[WHAT THE TASK REQUIRES]
Retype the lines of the listing below exactly as they appear, beginning with the line that contains "- decimal-text-input[interactable]: [87, 661, 451, 679]" and continuing through the line that contains "- key-d[interactable]: d: [740, 511, 806, 556]", with both of those lines included.
--- TASK DATA ---
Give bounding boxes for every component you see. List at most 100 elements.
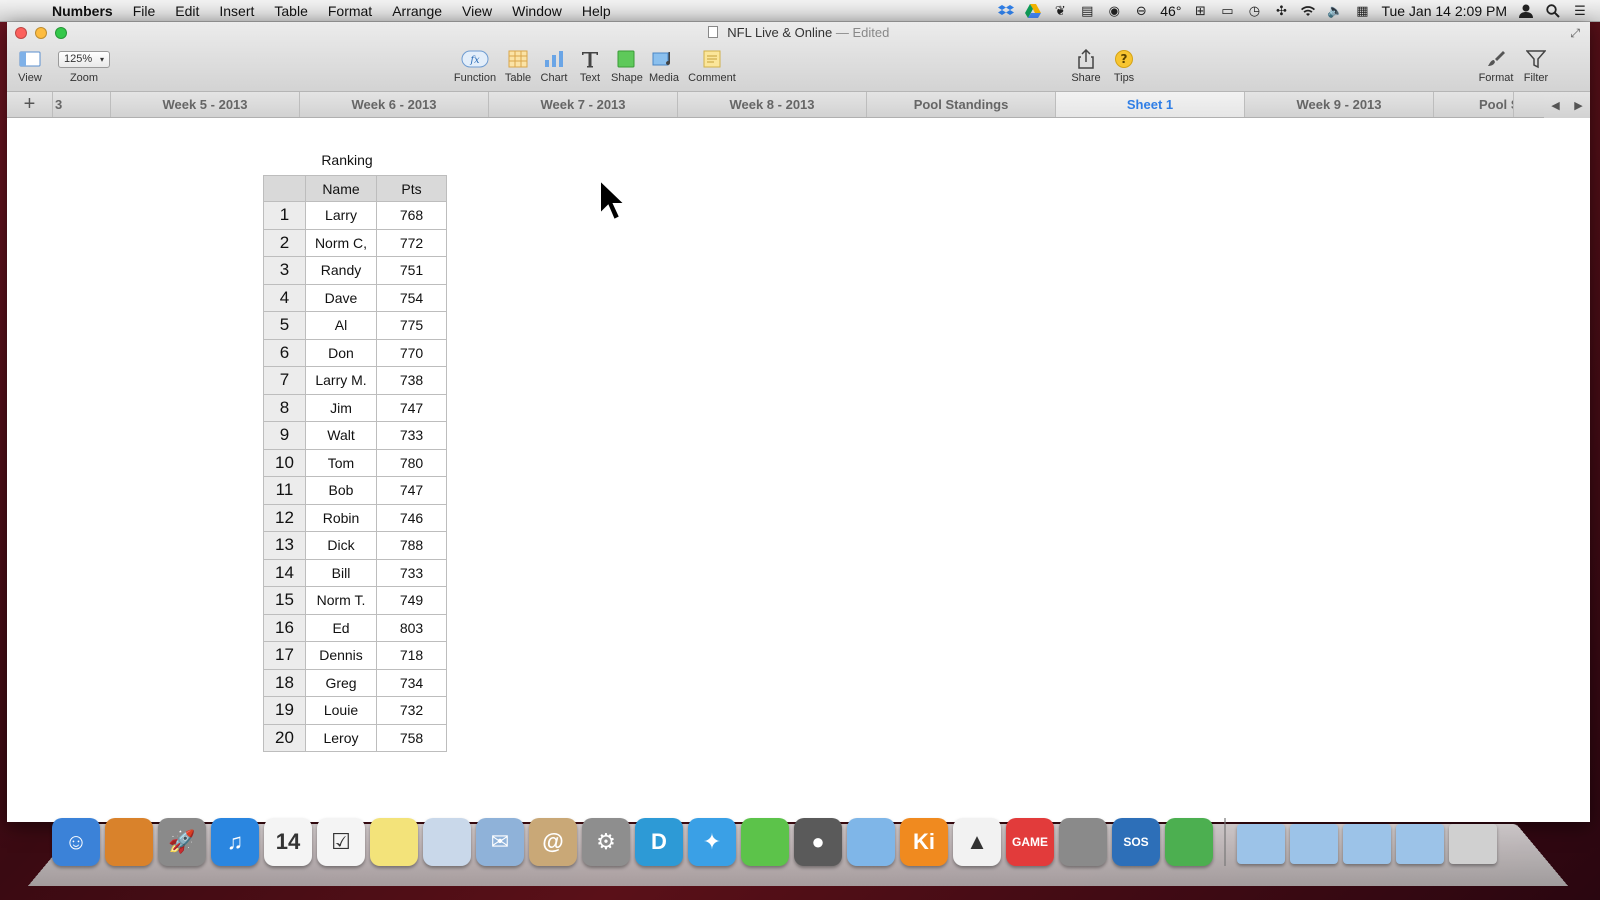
input-menu-icon[interactable]: ▦ bbox=[1354, 3, 1370, 19]
pts-cell[interactable]: 754 bbox=[376, 283, 447, 312]
grid-status-icon[interactable]: ⊞ bbox=[1192, 3, 1208, 19]
menu-file[interactable]: File bbox=[123, 3, 166, 19]
shape-button[interactable]: Shape bbox=[611, 48, 643, 84]
tab-sheet-1[interactable]: Sheet 1 bbox=[1056, 92, 1245, 117]
name-cell[interactable]: Bill bbox=[305, 558, 377, 587]
name-cell[interactable]: Greg bbox=[305, 668, 377, 697]
rank-cell[interactable]: 2 bbox=[263, 228, 306, 257]
menu-table[interactable]: Table bbox=[264, 3, 317, 19]
menu-window[interactable]: Window bbox=[502, 3, 572, 19]
launchpad-icon[interactable]: 🚀 bbox=[158, 818, 206, 866]
tab-week-6[interactable]: Week 6 - 2013 bbox=[300, 92, 489, 117]
name-cell[interactable]: Jim bbox=[305, 393, 377, 422]
header-cell-name[interactable]: Name bbox=[305, 175, 377, 202]
pts-cell[interactable]: 780 bbox=[376, 448, 447, 477]
ranking-table[interactable]: Name Pts 1 Larry 768 2 Norm C, 772 3 Randy 751… bbox=[263, 175, 447, 752]
comment-button[interactable]: Comment bbox=[687, 48, 737, 84]
tab-partial-left[interactable]: 3 bbox=[53, 92, 111, 117]
pts-cell[interactable]: 772 bbox=[376, 228, 447, 257]
rank-cell[interactable]: 11 bbox=[263, 476, 306, 505]
name-cell[interactable]: Louie bbox=[305, 696, 377, 725]
spotlight-search-icon[interactable] bbox=[1545, 3, 1561, 19]
table-button[interactable]: Table bbox=[503, 48, 533, 84]
rank-cell[interactable]: 6 bbox=[263, 338, 306, 367]
pts-cell[interactable]: 718 bbox=[376, 641, 447, 670]
media-button[interactable]: Media bbox=[647, 48, 681, 84]
rank-cell[interactable]: 9 bbox=[263, 421, 306, 450]
rank-cell[interactable]: 18 bbox=[263, 668, 306, 697]
applications-folder-icon[interactable] bbox=[1237, 824, 1285, 864]
header-cell-rank[interactable] bbox=[263, 175, 306, 202]
rank-cell[interactable]: 3 bbox=[263, 256, 306, 285]
preview-icon[interactable] bbox=[423, 818, 471, 866]
name-cell[interactable]: Larry bbox=[305, 201, 377, 230]
pts-cell[interactable]: 734 bbox=[376, 668, 447, 697]
bluetooth-icon[interactable]: ✣ bbox=[1273, 3, 1289, 19]
weather-temperature[interactable]: 46° bbox=[1160, 3, 1181, 19]
tab-week-5[interactable]: Week 5 - 2013 bbox=[111, 92, 300, 117]
header-cell-pts[interactable]: Pts bbox=[376, 175, 447, 202]
name-cell[interactable]: Randy bbox=[305, 256, 377, 285]
pts-cell[interactable]: 733 bbox=[376, 558, 447, 587]
scroll-right-icon[interactable]: ▶ bbox=[1574, 99, 1582, 112]
wifi-icon[interactable] bbox=[1300, 3, 1316, 19]
zoom-select[interactable]: 125% ▾ bbox=[58, 50, 110, 68]
rank-cell[interactable]: 4 bbox=[263, 283, 306, 312]
rank-cell[interactable]: 10 bbox=[263, 448, 306, 477]
add-sheet-button[interactable]: + bbox=[7, 92, 53, 117]
name-cell[interactable]: Al bbox=[305, 311, 377, 340]
notification-center-icon[interactable]: ☰ bbox=[1572, 3, 1588, 19]
name-cell[interactable]: Leroy bbox=[305, 723, 377, 752]
name-cell[interactable]: Norm T. bbox=[305, 586, 377, 615]
safari-icon[interactable]: ✦ bbox=[688, 818, 736, 866]
pts-cell[interactable]: 770 bbox=[376, 338, 447, 367]
evernote-helper-icon[interactable]: ❦ bbox=[1052, 3, 1068, 19]
rank-cell[interactable]: 1 bbox=[263, 201, 306, 230]
zoom-control[interactable]: 125% ▾ Zoom bbox=[57, 48, 111, 84]
folder-icon[interactable] bbox=[1396, 824, 1444, 864]
calendar-icon[interactable]: 14 bbox=[264, 818, 312, 866]
keynote-icon[interactable]: Ki bbox=[900, 818, 948, 866]
tab-partial-right[interactable]: Pool S bbox=[1434, 92, 1514, 117]
trash-icon[interactable] bbox=[1449, 824, 1497, 864]
pts-cell[interactable]: 732 bbox=[376, 696, 447, 725]
share-button[interactable]: Share bbox=[1071, 48, 1101, 84]
name-cell[interactable]: Dennis bbox=[305, 641, 377, 670]
pts-cell[interactable]: 749 bbox=[376, 586, 447, 615]
google-drive-icon[interactable] bbox=[1025, 3, 1042, 19]
contacts-icon[interactable]: @ bbox=[529, 818, 577, 866]
dashlane-icon[interactable]: D bbox=[635, 818, 683, 866]
pts-cell[interactable]: 733 bbox=[376, 421, 447, 450]
rank-cell[interactable]: 12 bbox=[263, 503, 306, 532]
tab-pool-standings[interactable]: Pool Standings bbox=[867, 92, 1056, 117]
finder-icon[interactable]: ☺ bbox=[52, 818, 100, 866]
pts-cell[interactable]: 788 bbox=[376, 531, 447, 560]
sheet-canvas[interactable]: Ranking Name Pts 1 Larry 768 2 Norm C, 772 3… bbox=[7, 119, 1590, 822]
vector-app-icon[interactable]: ▲ bbox=[953, 818, 1001, 866]
text-button[interactable]: Text bbox=[575, 48, 605, 84]
rank-cell[interactable]: 19 bbox=[263, 696, 306, 725]
pts-cell[interactable]: 746 bbox=[376, 503, 447, 532]
menu-insert[interactable]: Insert bbox=[209, 3, 264, 19]
reminders-icon[interactable]: ☑ bbox=[317, 818, 365, 866]
circle-status-icon[interactable]: ◉ bbox=[1106, 3, 1122, 19]
system-preferences-icon[interactable]: ⚙ bbox=[582, 818, 630, 866]
name-cell[interactable]: Dick bbox=[305, 531, 377, 560]
rank-cell[interactable]: 16 bbox=[263, 613, 306, 642]
menu-edit[interactable]: Edit bbox=[165, 3, 209, 19]
do-not-disturb-icon[interactable]: ⊖ bbox=[1133, 3, 1149, 19]
name-cell[interactable]: Bob bbox=[305, 476, 377, 505]
facetime-icon[interactable]: ● bbox=[794, 818, 842, 866]
rank-cell[interactable]: 14 bbox=[263, 558, 306, 587]
rank-cell[interactable]: 8 bbox=[263, 393, 306, 422]
evernote-icon[interactable] bbox=[1165, 818, 1213, 866]
name-cell[interactable]: Walt bbox=[305, 421, 377, 450]
pts-cell[interactable]: 758 bbox=[376, 723, 447, 752]
menu-arrange[interactable]: Arrange bbox=[382, 3, 452, 19]
menubar-clock[interactable]: Tue Jan 14 2:09 PM bbox=[1381, 3, 1507, 19]
scroll-left-icon[interactable]: ◀ bbox=[1551, 99, 1559, 112]
chart-button[interactable]: Chart bbox=[539, 48, 569, 84]
numbers-icon[interactable] bbox=[847, 818, 895, 866]
fullscreen-icon[interactable]: ⤢ bbox=[1570, 26, 1580, 41]
tips-button[interactable]: ? Tips bbox=[1109, 48, 1139, 84]
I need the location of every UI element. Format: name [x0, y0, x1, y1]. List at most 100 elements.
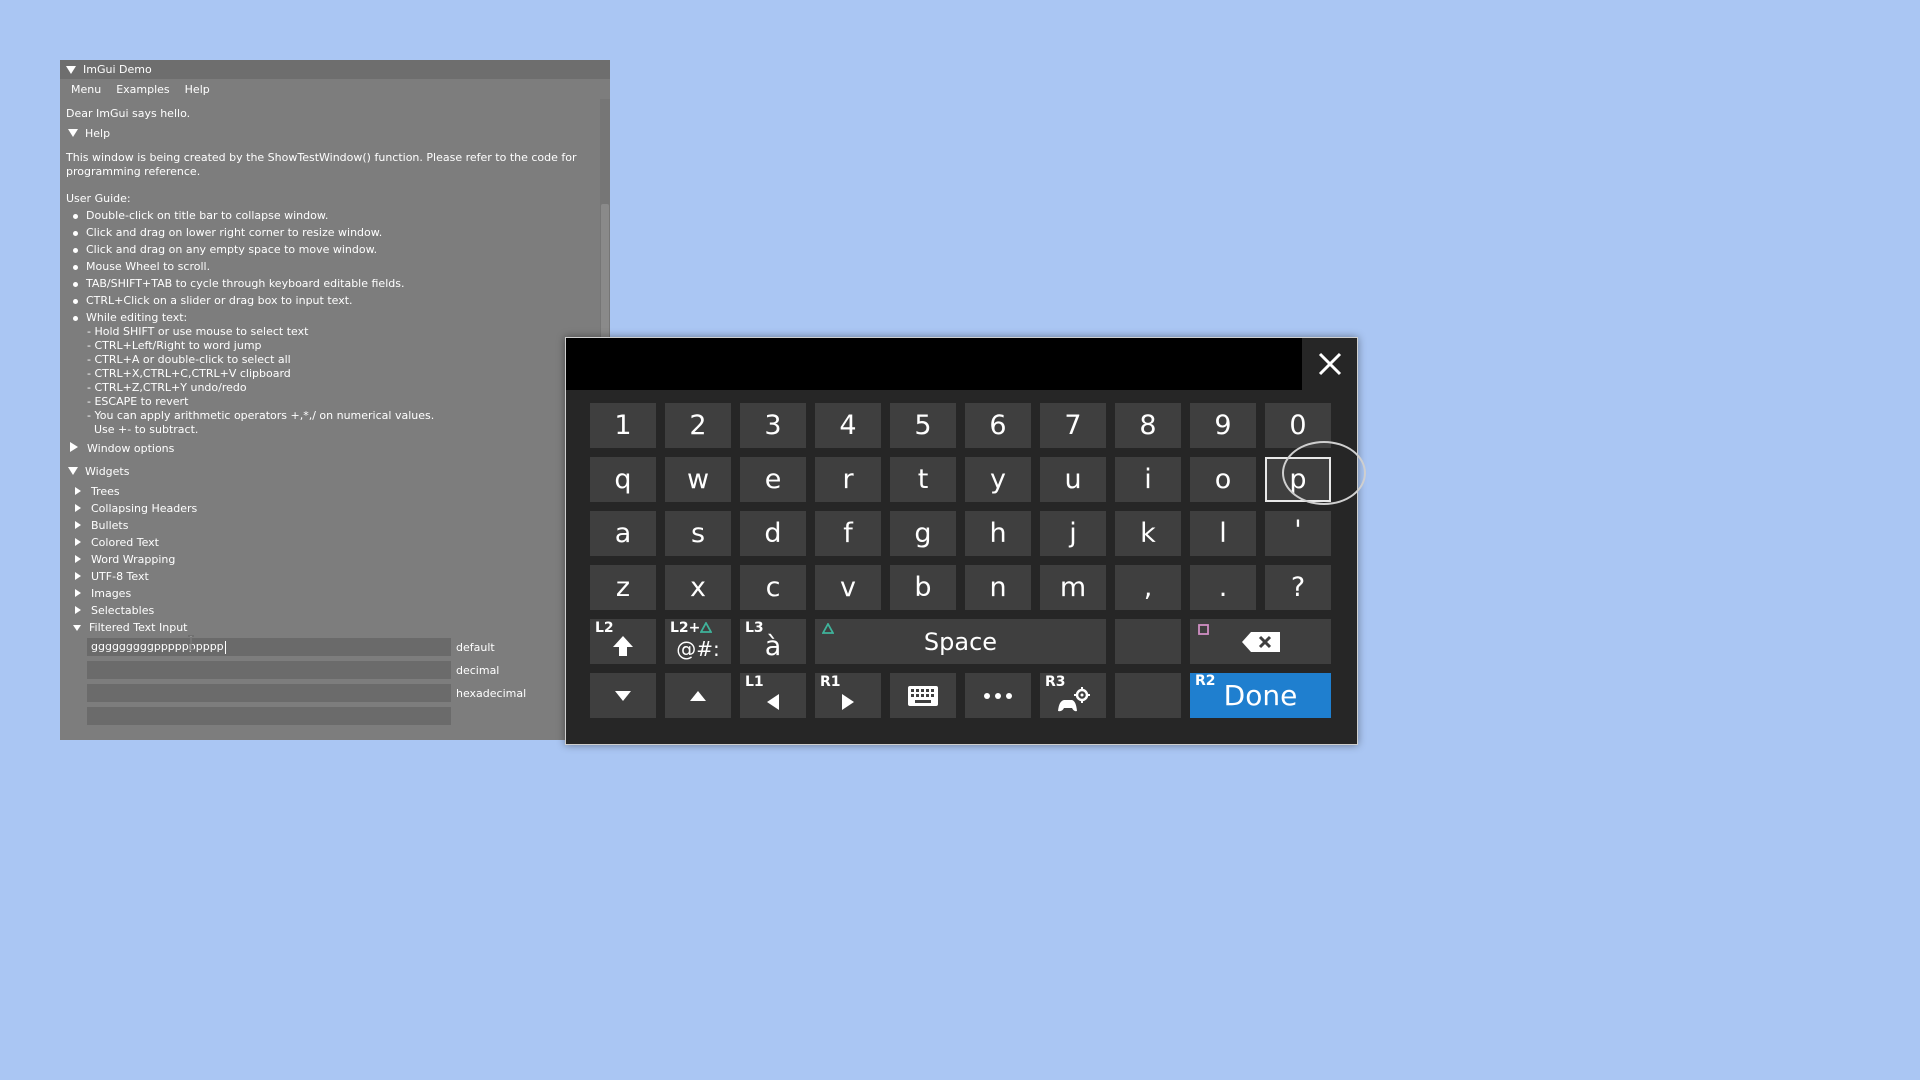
- decimal-text-input[interactable]: [87, 661, 451, 679]
- key-t[interactable]: t: [890, 457, 956, 502]
- default-text-input[interactable]: gggggggggpppppppppp: [87, 638, 451, 656]
- menu-menu[interactable]: Menu: [71, 83, 101, 96]
- key-8[interactable]: 8: [1115, 403, 1181, 448]
- key-d[interactable]: d: [740, 511, 806, 556]
- cursor-left-key[interactable]: L1: [740, 673, 806, 718]
- key-9[interactable]: 9: [1190, 403, 1256, 448]
- collapsed-triangle-icon: [75, 504, 81, 512]
- close-keyboard-button[interactable]: [1303, 338, 1357, 390]
- key-a[interactable]: a: [590, 511, 656, 556]
- menu-help[interactable]: Help: [185, 83, 210, 96]
- done-button[interactable]: R2 Done: [1190, 673, 1331, 718]
- key-label: 0: [1289, 410, 1307, 441]
- tree-node-trees[interactable]: Trees: [75, 485, 120, 498]
- space-key[interactable]: Space: [815, 619, 1106, 664]
- tree-node-bullets[interactable]: Bullets: [75, 519, 128, 532]
- controller-settings-key[interactable]: R3: [1040, 673, 1106, 718]
- key-x[interactable]: x: [665, 565, 731, 610]
- key-3[interactable]: 3: [740, 403, 806, 448]
- widgets-header[interactable]: Widgets: [68, 465, 129, 478]
- arrow-right-icon: [842, 693, 854, 710]
- collapsed-triangle-icon: [75, 555, 81, 563]
- key-label: x: [690, 572, 706, 603]
- key-label: .: [1218, 572, 1228, 603]
- key-n[interactable]: n: [965, 565, 1031, 610]
- imgui-demo-window[interactable]: ImGui Demo Menu Examples Help Dear ImGui…: [60, 60, 610, 740]
- key-l[interactable]: l: [1190, 511, 1256, 556]
- keyboard-layout-key[interactable]: [890, 673, 956, 718]
- key-label: y: [990, 464, 1006, 495]
- key-m[interactable]: m: [1040, 565, 1106, 610]
- tree-node-word-wrapping[interactable]: Word Wrapping: [75, 553, 175, 566]
- collapse-triangle-icon[interactable]: [66, 65, 76, 74]
- tree-node-utf8-text[interactable]: UTF-8 Text: [75, 570, 149, 583]
- menu-bar: Menu Examples Help: [60, 79, 610, 99]
- key-q[interactable]: q: [590, 457, 656, 502]
- symbols-key[interactable]: L2+ @#:: [665, 619, 731, 664]
- help-header[interactable]: Help: [68, 127, 110, 140]
- key-label: ,: [1143, 572, 1153, 603]
- tree-node-images[interactable]: Images: [75, 587, 131, 600]
- key-label: h: [989, 518, 1007, 549]
- key-o[interactable]: o: [1190, 457, 1256, 502]
- key-k[interactable]: k: [1115, 511, 1181, 556]
- window-title: ImGui Demo: [83, 63, 152, 76]
- collapsed-triangle-icon: [75, 572, 81, 580]
- shift-arrow-icon: [613, 635, 633, 656]
- tree-node-collapsing-headers[interactable]: Collapsing Headers: [75, 502, 197, 515]
- tree-node-label: Trees: [91, 485, 120, 498]
- key-z[interactable]: z: [590, 565, 656, 610]
- cursor-right-key[interactable]: R1: [815, 673, 881, 718]
- hexadecimal-text-input[interactable]: [87, 684, 451, 702]
- key-g[interactable]: g: [890, 511, 956, 556]
- key-label: ?: [1290, 572, 1306, 603]
- key-label: i: [1144, 464, 1152, 495]
- editing-line: - CTRL+A or double-click to select all: [87, 353, 291, 366]
- expanded-triangle-icon: [68, 467, 78, 475]
- tree-node-colored-text[interactable]: Colored Text: [75, 536, 159, 549]
- key-question[interactable]: ?: [1265, 565, 1331, 610]
- greeting-text: Dear ImGui says hello.: [66, 107, 191, 120]
- key-w[interactable]: w: [665, 457, 731, 502]
- key-s[interactable]: s: [665, 511, 731, 556]
- key-5[interactable]: 5: [890, 403, 956, 448]
- window-options-header[interactable]: Window options: [70, 442, 174, 455]
- tree-node-filtered-text-input[interactable]: Filtered Text Input: [73, 621, 187, 634]
- tree-node-label: Word Wrapping: [91, 553, 176, 566]
- move-down-key[interactable]: [590, 673, 656, 718]
- menu-examples[interactable]: Examples: [116, 83, 169, 96]
- key-b[interactable]: b: [890, 565, 956, 610]
- more-options-key[interactable]: [965, 673, 1031, 718]
- key-apostrophe[interactable]: ': [1265, 511, 1331, 556]
- key-e[interactable]: e: [740, 457, 806, 502]
- key-1[interactable]: 1: [590, 403, 656, 448]
- window-titlebar[interactable]: ImGui Demo: [60, 60, 610, 79]
- key-period[interactable]: .: [1190, 565, 1256, 610]
- bullet-icon: [73, 281, 78, 287]
- key-7[interactable]: 7: [1040, 403, 1106, 448]
- collapsed-triangle-icon: [75, 606, 81, 614]
- key-i[interactable]: i: [1115, 457, 1181, 502]
- bullet-item: While editing text:: [73, 311, 187, 324]
- move-up-key[interactable]: [665, 673, 731, 718]
- tree-node-selectables[interactable]: Selectables: [75, 604, 154, 617]
- key-label: t: [917, 464, 929, 495]
- key-6[interactable]: 6: [965, 403, 1031, 448]
- key-label: e: [764, 464, 782, 495]
- key-v[interactable]: v: [815, 565, 881, 610]
- backspace-key[interactable]: [1190, 619, 1331, 664]
- key-2[interactable]: 2: [665, 403, 731, 448]
- key-comma[interactable]: ,: [1115, 565, 1181, 610]
- key-c[interactable]: c: [740, 565, 806, 610]
- ellipsis-icon: [984, 692, 1012, 699]
- key-y[interactable]: y: [965, 457, 1031, 502]
- key-f[interactable]: f: [815, 511, 881, 556]
- shift-key[interactable]: L2: [590, 619, 656, 664]
- uppercase-text-input[interactable]: [87, 707, 451, 725]
- key-u[interactable]: u: [1040, 457, 1106, 502]
- key-h[interactable]: h: [965, 511, 1031, 556]
- key-4[interactable]: 4: [815, 403, 881, 448]
- accent-key[interactable]: L3 à: [740, 619, 806, 664]
- key-r[interactable]: r: [815, 457, 881, 502]
- key-j[interactable]: j: [1040, 511, 1106, 556]
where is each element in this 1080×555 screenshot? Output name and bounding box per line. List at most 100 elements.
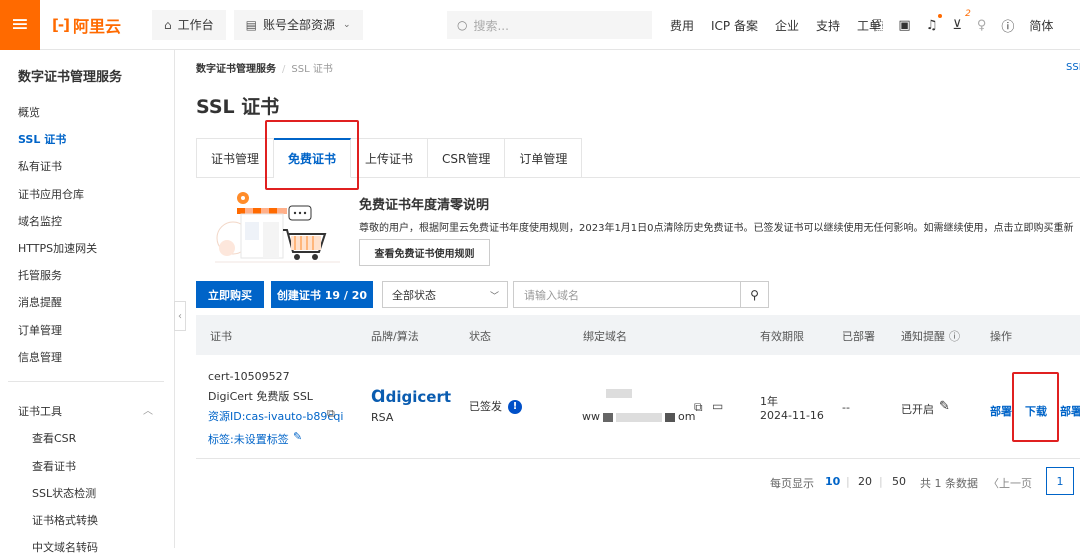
---
[REPLY]
- decimal-text-input[interactable]: [87, 661, 451, 679]
- key-t[interactable]: t: [890, 457, 956, 502]
- default-text-input[interactable]: gggggggggpppppppppp: [87, 638, 451, 656]
- menu-menu[interactable]: Menu: [71, 83, 101, 96]
- key-8[interactable]: 8: [1115, 403, 1181, 448]
- key-d[interactable]: d: [740, 511, 806, 556]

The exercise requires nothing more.